TASK DIRECTIONS >> Provide the data again in its entirety, exactly as given.

DATA TO USE >>
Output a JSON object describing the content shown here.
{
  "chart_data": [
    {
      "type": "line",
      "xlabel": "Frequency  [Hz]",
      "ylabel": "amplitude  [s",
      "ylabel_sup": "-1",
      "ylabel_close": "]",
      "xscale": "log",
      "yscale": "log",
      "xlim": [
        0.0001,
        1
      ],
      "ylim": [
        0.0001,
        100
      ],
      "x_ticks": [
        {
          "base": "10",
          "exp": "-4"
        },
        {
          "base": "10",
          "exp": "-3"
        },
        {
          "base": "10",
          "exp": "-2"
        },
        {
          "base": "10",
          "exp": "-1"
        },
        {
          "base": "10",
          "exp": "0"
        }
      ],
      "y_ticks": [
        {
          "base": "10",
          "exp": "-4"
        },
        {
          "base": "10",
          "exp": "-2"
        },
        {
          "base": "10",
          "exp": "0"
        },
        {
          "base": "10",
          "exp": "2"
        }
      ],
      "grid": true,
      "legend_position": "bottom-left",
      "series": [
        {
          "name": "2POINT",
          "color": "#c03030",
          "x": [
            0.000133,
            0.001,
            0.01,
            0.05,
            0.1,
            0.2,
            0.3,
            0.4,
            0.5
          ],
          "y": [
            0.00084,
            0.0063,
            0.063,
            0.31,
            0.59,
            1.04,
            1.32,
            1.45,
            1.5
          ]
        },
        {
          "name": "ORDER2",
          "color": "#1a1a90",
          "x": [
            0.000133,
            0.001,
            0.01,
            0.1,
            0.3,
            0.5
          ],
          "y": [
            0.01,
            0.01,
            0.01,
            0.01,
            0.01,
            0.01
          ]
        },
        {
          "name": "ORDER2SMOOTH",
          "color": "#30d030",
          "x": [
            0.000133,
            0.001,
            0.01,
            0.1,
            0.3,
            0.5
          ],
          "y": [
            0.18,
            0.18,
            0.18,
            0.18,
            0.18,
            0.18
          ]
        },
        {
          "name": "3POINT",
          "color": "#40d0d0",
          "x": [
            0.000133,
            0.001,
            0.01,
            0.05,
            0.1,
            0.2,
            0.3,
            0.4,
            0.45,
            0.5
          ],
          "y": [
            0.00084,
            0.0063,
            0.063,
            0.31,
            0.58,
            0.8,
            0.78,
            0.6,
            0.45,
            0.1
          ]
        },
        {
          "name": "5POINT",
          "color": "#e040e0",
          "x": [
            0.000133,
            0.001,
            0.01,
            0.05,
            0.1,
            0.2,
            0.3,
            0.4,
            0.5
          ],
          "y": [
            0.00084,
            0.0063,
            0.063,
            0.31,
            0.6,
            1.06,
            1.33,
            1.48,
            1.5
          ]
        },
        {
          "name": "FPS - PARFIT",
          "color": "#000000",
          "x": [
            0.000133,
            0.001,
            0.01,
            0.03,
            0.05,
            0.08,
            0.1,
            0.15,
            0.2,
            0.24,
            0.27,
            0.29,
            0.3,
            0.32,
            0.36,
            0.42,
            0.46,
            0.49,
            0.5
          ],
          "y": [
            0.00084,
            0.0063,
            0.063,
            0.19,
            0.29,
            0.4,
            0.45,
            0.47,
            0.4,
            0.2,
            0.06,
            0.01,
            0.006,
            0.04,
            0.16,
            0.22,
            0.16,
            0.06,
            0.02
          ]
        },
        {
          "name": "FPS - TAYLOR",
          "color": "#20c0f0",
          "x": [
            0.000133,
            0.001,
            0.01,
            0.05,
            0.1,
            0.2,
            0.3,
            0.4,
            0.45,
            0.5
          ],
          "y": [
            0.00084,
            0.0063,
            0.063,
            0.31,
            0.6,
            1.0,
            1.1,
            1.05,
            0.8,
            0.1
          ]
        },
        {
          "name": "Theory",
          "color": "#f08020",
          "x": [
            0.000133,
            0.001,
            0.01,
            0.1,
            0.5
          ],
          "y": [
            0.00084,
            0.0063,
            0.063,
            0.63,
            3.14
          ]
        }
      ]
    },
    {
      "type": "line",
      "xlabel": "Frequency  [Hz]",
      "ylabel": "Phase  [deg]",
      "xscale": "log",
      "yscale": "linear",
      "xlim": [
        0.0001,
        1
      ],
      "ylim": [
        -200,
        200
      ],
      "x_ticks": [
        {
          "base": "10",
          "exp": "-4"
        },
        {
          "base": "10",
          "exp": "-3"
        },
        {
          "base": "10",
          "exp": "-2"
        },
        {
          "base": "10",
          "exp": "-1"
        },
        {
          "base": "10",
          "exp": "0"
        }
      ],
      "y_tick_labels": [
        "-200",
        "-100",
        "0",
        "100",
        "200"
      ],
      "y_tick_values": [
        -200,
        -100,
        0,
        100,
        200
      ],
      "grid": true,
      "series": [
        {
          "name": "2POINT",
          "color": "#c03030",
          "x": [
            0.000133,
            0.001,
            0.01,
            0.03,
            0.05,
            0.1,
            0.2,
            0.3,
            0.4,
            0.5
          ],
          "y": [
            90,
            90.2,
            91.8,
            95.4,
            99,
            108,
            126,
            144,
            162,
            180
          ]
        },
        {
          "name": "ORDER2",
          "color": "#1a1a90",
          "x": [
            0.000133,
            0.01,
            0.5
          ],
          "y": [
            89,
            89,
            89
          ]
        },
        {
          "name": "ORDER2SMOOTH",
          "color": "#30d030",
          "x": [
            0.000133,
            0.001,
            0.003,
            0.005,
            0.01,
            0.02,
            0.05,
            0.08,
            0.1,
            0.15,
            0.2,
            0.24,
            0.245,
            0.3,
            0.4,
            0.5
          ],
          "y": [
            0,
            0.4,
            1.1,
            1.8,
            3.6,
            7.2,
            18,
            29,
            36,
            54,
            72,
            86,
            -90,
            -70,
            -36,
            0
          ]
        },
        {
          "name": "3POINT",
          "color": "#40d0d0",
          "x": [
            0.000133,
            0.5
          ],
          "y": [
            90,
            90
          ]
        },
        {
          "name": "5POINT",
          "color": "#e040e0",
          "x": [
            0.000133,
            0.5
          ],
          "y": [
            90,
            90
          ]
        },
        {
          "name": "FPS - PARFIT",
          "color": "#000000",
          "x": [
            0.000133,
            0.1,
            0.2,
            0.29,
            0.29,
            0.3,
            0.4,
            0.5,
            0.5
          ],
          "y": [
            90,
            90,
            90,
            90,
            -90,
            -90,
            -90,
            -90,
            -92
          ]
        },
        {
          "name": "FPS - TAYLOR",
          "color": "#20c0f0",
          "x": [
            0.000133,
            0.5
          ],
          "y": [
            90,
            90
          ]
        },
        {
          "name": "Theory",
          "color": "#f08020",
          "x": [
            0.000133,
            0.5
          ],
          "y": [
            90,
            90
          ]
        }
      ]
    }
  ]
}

REPLY >>
Output a JSON object describing the content shown here.
{
  "chart_data": [
    {
      "type": "line",
      "xlabel": "Frequency  [Hz]",
      "ylabel": "amplitude  [s",
      "ylabel_sup": "-1",
      "ylabel_close": "]",
      "xscale": "log",
      "yscale": "log",
      "xlim": [
        0.0001,
        1
      ],
      "ylim": [
        0.0001,
        100
      ],
      "x_ticks": [
        {
          "base": "10",
          "exp": "-4"
        },
        {
          "base": "10",
          "exp": "-3"
        },
        {
          "base": "10",
          "exp": "-2"
        },
        {
          "base": "10",
          "exp": "-1"
        },
        {
          "base": "10",
          "exp": "0"
        }
      ],
      "y_ticks": [
        {
          "base": "10",
          "exp": "-4"
        },
        {
          "base": "10",
          "exp": "-2"
        },
        {
          "base": "10",
          "exp": "0"
        },
        {
          "base": "10",
          "exp": "2"
        }
      ],
      "grid": true,
      "legend_position": "bottom-left",
      "series": [
        {
          "name": "2POINT",
          "color": "#c03030",
          "x": [
            0.000133,
            0.001,
            0.01,
            0.05,
            0.1,
            0.2,
            0.3,
            0.4,
            0.5
          ],
          "y": [
            0.00084,
            0.0063,
            0.063,
            0.31,
            0.59,
            1.04,
            1.32,
            1.45,
            1.5
          ]
        },
        {
          "name": "ORDER2",
          "color": "#1a1a90",
          "x": [
            0.000133,
            0.001,
            0.01,
            0.1,
            0.3,
            0.5
          ],
          "y": [
            0.01,
            0.01,
            0.01,
            0.01,
            0.01,
            0.01
          ]
        },
        {
          "name": "ORDER2SMOOTH",
          "color": "#30d030",
          "x": [
            0.000133,
            0.001,
            0.01,
            0.1,
            0.3,
            0.5
          ],
          "y": [
            0.18,
            0.18,
            0.18,
            0.18,
            0.18,
            0.18
          ]
        },
        {
          "name": "3POINT",
          "color": "#40d0d0",
          "x": [
            0.000133,
            0.001,
            0.01,
            0.05,
            0.1,
            0.2,
            0.3,
            0.4,
            0.45,
            0.5
          ],
          "y": [
            0.00084,
            0.0063,
            0.063,
            0.31,
            0.58,
            0.8,
            0.78,
            0.6,
            0.45,
            0.1
          ]
        },
        {
          "name": "5POINT",
          "color": "#e040e0",
          "x": [
            0.000133,
            0.001,
            0.01,
            0.05,
            0.1,
            0.2,
            0.3,
            0.4,
            0.5
          ],
          "y": [
            0.00084,
            0.0063,
            0.063,
            0.31,
            0.6,
            1.06,
            1.33,
            1.48,
            1.5
          ]
        },
        {
          "name": "FPS - PARFIT",
          "color": "#000000",
          "x": [
            0.000133,
            0.001,
            0.01,
            0.03,
            0.05,
            0.08,
            0.1,
            0.15,
            0.2,
            0.24,
            0.27,
            0.29,
            0.3,
            0.32,
            0.36,
            0.42,
            0.46,
            0.49,
            0.5
          ],
          "y": [
            0.00084,
            0.0063,
            0.063,
            0.19,
            0.29,
            0.4,
            0.45,
            0.47,
            0.4,
            0.2,
            0.06,
            0.01,
            0.006,
            0.04,
            0.16,
            0.22,
            0.16,
            0.06,
            0.02
          ]
        },
        {
          "name": "FPS - TAYLOR",
          "color": "#20c0f0",
          "x": [
            0.000133,
            0.001,
            0.01,
            0.05,
            0.1,
            0.2,
            0.3,
            0.4,
            0.45,
            0.5
          ],
          "y": [
            0.00084,
            0.0063,
            0.063,
            0.31,
            0.6,
            1.0,
            1.1,
            1.05,
            0.8,
            0.1
          ]
        },
        {
          "name": "Theory",
          "color": "#f08020",
          "x": [
            0.000133,
            0.001,
            0.01,
            0.1,
            0.5
          ],
          "y": [
            0.00084,
            0.0063,
            0.063,
            0.63,
            3.14
          ]
        }
      ]
    },
    {
      "type": "line",
      "xlabel": "Frequency  [Hz]",
      "ylabel": "Phase  [deg]",
      "xscale": "log",
      "yscale": "linear",
      "xlim": [
        0.0001,
        1
      ],
      "ylim": [
        -200,
        200
      ],
      "x_ticks": [
        {
          "base": "10",
          "exp": "-4"
        },
        {
          "base": "10",
          "exp": "-3"
        },
        {
          "base": "10",
          "exp": "-2"
        },
        {
          "base": "10",
          "exp": "-1"
        },
        {
          "base": "10",
          "exp": "0"
        }
      ],
      "y_tick_labels": [
        "-200",
        "-100",
        "0",
        "100",
        "200"
      ],
      "y_tick_values": [
        -200,
        -100,
        0,
        100,
        200
      ],
      "grid": true,
      "series": [
        {
          "name": "2POINT",
          "color": "#c03030",
          "x": [
            0.000133,
            0.001,
            0.01,
            0.03,
            0.05,
            0.1,
            0.2,
            0.3,
            0.4,
            0.5
          ],
          "y": [
            90,
            90.2,
            91.8,
            95.4,
            99,
            108,
            126,
            144,
            162,
            180
          ]
        },
        {
          "name": "ORDER2",
          "color": "#1a1a90",
          "x": [
            0.000133,
            0.01,
            0.5
          ],
          "y": [
            89,
            89,
            89
          ]
        },
        {
          "name": "ORDER2SMOOTH",
          "color": "#30d030",
          "x": [
            0.000133,
            0.001,
            0.003,
            0.005,
            0.01,
            0.02,
            0.05,
            0.08,
            0.1,
            0.15,
            0.2,
            0.24,
            0.245,
            0.3,
            0.4,
            0.5
          ],
          "y": [
            0,
            0.4,
            1.1,
            1.8,
            3.6,
            7.2,
            18,
            29,
            36,
            54,
            72,
            86,
            -90,
            -70,
            -36,
            0
          ]
        },
        {
          "name": "3POINT",
          "color": "#40d0d0",
          "x": [
            0.000133,
            0.5
          ],
          "y": [
            90,
            90
          ]
        },
        {
          "name": "5POINT",
          "color": "#e040e0",
          "x": [
            0.000133,
            0.5
          ],
          "y": [
            90,
            90
          ]
        },
        {
          "name": "FPS - PARFIT",
          "color": "#000000",
          "x": [
            0.000133,
            0.1,
            0.2,
            0.29,
            0.29,
            0.3,
            0.4,
            0.5,
            0.5
          ],
          "y": [
            90,
            90,
            90,
            90,
            -90,
            -90,
            -90,
            -90,
            -92
          ]
        },
        {
          "name": "FPS - TAYLOR",
          "color": "#20c0f0",
          "x": [
            0.000133,
            0.5
          ],
          "y": [
            90,
            90
          ]
        },
        {
          "name": "Theory",
          "color": "#f08020",
          "x": [
            0.000133,
            0.5
          ],
          "y": [
            90,
            90
          ]
        }
      ]
    }
  ]
}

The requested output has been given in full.